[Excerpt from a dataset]

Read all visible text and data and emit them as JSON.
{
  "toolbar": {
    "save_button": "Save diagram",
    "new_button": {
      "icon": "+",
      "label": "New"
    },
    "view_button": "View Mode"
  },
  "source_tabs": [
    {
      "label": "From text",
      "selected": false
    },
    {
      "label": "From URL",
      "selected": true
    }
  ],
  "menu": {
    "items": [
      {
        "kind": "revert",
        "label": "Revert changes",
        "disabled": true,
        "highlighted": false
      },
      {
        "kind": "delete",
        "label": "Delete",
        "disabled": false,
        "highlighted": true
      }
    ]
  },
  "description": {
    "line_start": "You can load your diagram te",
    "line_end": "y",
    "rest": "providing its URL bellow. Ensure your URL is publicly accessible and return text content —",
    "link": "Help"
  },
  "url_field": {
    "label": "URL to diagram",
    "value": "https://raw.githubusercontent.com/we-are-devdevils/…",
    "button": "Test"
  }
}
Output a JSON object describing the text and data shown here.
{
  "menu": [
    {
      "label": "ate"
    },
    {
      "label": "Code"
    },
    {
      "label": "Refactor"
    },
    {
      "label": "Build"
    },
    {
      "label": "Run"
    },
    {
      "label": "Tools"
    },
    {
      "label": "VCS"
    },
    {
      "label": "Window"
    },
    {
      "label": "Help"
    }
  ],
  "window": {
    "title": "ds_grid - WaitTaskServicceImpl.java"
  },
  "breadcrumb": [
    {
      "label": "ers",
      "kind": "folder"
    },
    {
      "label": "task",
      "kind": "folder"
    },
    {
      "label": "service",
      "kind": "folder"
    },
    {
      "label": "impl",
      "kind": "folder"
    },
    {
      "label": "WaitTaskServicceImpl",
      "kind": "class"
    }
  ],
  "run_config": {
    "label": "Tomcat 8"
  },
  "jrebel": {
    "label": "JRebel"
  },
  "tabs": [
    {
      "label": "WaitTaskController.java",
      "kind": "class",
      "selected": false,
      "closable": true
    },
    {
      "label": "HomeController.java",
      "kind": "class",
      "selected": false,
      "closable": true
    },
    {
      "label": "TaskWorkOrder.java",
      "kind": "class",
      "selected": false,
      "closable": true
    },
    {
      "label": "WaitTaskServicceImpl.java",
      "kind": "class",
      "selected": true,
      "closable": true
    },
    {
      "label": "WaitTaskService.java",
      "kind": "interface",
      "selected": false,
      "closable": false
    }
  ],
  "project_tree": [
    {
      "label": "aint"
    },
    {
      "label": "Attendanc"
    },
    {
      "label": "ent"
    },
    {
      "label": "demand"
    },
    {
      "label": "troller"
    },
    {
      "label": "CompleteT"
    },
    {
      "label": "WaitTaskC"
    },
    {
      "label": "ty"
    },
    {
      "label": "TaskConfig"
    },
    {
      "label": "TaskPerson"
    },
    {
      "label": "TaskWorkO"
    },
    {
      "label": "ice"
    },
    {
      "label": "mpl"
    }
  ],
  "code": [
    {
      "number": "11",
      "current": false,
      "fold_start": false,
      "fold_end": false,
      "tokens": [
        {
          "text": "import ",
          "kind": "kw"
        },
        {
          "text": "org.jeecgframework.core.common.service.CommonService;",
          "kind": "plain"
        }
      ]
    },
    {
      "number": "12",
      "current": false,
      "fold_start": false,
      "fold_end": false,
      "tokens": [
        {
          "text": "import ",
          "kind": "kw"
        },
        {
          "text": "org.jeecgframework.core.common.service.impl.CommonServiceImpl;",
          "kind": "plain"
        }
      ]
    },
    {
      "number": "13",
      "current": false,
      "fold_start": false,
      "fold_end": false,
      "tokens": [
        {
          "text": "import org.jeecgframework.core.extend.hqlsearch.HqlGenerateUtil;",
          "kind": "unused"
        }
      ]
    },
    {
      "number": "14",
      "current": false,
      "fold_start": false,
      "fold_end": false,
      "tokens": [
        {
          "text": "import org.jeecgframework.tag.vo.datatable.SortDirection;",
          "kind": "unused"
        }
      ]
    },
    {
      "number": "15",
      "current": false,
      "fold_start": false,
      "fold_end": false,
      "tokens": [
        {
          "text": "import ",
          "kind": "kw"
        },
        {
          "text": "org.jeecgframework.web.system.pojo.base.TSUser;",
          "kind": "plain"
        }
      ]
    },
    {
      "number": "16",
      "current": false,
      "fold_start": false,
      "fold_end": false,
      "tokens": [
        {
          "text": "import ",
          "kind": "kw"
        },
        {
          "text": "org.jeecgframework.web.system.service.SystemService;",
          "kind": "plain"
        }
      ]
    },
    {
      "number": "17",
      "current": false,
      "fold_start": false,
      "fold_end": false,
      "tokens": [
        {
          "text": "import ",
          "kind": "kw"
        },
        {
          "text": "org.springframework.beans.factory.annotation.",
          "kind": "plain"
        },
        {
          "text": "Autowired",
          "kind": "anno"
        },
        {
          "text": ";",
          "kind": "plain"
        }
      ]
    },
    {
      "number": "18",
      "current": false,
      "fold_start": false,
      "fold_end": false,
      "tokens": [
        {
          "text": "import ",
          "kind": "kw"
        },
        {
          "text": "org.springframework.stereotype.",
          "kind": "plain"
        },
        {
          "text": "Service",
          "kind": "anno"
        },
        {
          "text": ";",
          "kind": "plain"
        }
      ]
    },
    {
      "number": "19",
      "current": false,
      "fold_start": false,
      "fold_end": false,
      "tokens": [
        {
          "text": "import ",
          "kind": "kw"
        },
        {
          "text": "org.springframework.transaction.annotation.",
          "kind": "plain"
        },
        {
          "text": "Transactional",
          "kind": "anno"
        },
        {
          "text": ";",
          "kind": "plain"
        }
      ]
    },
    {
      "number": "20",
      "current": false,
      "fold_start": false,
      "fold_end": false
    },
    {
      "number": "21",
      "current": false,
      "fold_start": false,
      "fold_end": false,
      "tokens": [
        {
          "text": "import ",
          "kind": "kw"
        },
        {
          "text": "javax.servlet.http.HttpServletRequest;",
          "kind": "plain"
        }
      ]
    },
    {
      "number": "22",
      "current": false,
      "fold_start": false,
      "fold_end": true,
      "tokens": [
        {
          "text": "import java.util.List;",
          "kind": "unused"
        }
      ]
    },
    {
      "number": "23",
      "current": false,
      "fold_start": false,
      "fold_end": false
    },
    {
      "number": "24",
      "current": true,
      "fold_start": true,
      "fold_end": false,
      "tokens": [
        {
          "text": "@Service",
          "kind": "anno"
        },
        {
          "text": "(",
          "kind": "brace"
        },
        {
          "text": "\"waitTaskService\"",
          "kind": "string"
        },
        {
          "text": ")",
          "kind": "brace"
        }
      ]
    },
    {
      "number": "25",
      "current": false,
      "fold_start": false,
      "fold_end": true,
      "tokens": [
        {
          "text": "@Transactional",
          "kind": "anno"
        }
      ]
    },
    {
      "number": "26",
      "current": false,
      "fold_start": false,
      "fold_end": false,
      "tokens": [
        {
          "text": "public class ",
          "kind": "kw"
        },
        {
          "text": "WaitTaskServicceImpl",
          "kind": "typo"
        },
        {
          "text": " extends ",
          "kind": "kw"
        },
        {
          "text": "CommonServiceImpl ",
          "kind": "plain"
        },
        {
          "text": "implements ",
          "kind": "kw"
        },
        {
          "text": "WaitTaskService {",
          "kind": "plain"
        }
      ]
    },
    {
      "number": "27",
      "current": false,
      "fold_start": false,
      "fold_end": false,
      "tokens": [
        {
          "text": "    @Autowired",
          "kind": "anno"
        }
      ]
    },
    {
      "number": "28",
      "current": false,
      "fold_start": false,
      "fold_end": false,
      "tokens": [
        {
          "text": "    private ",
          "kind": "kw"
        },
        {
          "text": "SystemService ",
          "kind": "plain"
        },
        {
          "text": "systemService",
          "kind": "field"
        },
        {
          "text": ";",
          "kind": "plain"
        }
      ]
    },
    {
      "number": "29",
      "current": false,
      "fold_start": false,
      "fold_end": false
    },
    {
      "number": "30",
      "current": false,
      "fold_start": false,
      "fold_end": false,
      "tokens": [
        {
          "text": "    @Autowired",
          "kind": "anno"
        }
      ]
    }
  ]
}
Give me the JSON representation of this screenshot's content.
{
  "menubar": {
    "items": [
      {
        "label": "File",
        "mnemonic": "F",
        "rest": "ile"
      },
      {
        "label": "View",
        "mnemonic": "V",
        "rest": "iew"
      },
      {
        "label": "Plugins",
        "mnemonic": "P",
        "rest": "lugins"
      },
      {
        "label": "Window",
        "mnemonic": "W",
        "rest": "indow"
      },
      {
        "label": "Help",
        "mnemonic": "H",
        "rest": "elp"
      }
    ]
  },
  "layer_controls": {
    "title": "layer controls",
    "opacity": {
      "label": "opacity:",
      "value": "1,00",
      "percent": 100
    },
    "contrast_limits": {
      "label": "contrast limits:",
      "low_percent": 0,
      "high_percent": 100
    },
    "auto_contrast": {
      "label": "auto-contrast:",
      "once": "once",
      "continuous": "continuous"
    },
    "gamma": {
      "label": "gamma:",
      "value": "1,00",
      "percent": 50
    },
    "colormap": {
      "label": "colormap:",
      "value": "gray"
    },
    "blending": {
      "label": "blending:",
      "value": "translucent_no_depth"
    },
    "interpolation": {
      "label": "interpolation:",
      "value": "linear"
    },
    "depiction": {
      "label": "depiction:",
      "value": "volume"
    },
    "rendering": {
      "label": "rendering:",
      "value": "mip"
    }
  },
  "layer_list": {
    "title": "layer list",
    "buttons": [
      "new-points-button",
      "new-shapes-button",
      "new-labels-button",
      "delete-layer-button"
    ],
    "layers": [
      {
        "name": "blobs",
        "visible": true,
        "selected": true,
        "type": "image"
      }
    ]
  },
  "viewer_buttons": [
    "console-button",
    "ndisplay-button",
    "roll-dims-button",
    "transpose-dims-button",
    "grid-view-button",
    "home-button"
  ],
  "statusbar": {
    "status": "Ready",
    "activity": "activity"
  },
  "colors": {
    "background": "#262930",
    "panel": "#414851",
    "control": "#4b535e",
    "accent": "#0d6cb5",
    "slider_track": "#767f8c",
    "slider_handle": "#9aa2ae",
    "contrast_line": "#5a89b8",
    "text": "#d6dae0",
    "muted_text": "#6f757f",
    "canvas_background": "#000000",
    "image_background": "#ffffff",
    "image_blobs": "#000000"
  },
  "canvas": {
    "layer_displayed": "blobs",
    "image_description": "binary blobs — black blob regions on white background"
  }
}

§ **What to work on**: Which lines hold the word "Transactional"? Copy each of them from the records.

§ **Response for this exercise**:
          "text": "Transactional",
          "text": "@Transactional",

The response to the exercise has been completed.